[Opening Dataset extract section]
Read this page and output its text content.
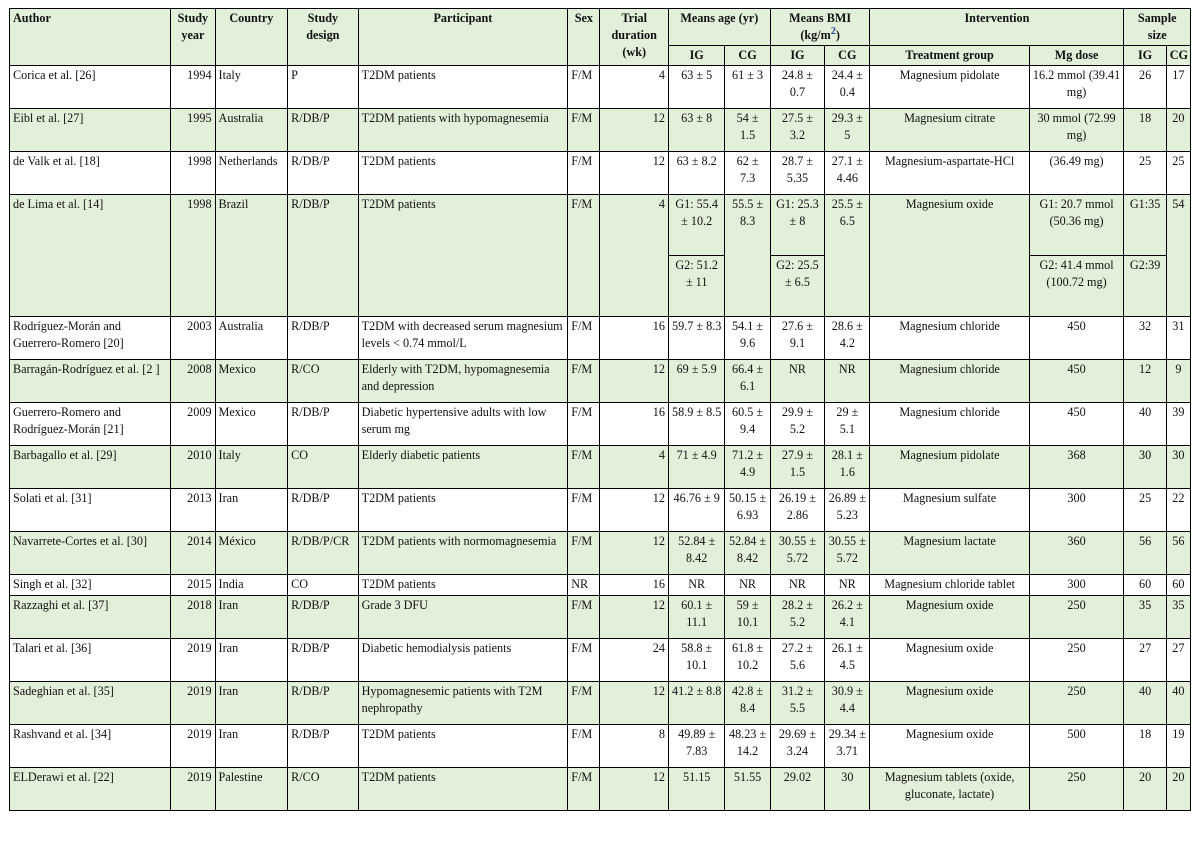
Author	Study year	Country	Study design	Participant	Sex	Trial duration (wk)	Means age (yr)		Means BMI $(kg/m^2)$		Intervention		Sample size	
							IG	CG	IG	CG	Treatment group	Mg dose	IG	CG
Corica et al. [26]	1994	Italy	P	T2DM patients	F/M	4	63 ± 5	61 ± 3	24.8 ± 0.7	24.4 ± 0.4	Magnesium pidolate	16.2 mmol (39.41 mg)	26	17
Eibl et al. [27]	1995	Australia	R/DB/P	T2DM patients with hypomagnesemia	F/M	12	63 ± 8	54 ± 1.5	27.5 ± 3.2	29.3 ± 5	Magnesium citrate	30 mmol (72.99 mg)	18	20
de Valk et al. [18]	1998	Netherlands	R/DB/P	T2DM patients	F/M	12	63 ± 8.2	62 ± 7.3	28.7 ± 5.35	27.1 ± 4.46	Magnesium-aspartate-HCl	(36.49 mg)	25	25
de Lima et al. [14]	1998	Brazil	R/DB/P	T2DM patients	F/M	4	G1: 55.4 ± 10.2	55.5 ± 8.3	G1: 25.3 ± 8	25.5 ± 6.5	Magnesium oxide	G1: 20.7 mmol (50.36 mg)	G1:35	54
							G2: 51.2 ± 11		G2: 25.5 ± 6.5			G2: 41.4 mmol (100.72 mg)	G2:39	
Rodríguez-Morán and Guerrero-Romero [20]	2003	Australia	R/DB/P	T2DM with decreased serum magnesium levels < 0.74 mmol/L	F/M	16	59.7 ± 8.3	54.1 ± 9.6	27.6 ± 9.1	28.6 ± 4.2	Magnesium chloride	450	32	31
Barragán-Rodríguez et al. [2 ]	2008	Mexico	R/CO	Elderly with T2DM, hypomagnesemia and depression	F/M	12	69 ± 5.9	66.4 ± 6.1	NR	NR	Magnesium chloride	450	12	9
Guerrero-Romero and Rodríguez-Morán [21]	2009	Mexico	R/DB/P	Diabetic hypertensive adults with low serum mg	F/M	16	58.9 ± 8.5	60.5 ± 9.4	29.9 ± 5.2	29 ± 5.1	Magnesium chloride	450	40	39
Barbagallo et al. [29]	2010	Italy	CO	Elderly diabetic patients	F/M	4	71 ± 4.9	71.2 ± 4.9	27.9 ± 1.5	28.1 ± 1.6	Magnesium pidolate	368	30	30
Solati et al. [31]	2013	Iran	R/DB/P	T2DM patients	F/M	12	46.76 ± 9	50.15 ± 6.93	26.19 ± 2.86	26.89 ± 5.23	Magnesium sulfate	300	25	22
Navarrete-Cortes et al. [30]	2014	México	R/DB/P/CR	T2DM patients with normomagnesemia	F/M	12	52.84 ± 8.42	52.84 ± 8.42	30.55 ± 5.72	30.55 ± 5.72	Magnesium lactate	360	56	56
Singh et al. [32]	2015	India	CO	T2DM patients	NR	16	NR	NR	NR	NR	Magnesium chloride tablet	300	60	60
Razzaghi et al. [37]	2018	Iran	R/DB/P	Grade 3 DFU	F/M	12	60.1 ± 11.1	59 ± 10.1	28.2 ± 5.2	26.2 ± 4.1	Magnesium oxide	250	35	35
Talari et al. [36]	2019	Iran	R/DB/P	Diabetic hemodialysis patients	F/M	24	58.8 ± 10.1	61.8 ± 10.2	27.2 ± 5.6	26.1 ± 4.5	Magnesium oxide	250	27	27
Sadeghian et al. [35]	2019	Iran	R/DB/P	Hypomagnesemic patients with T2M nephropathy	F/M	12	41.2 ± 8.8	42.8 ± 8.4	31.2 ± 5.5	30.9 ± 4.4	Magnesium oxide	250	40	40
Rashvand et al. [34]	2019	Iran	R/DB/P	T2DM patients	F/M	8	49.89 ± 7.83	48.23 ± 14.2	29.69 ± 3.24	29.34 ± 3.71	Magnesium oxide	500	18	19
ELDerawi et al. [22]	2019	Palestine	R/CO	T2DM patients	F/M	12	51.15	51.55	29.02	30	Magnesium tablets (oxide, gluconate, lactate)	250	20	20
[Closing Dataset extract section]
Nothing but a number is wanted here: the count of lines in the listing with the word "hypomagnesemia".

Your solution ::
2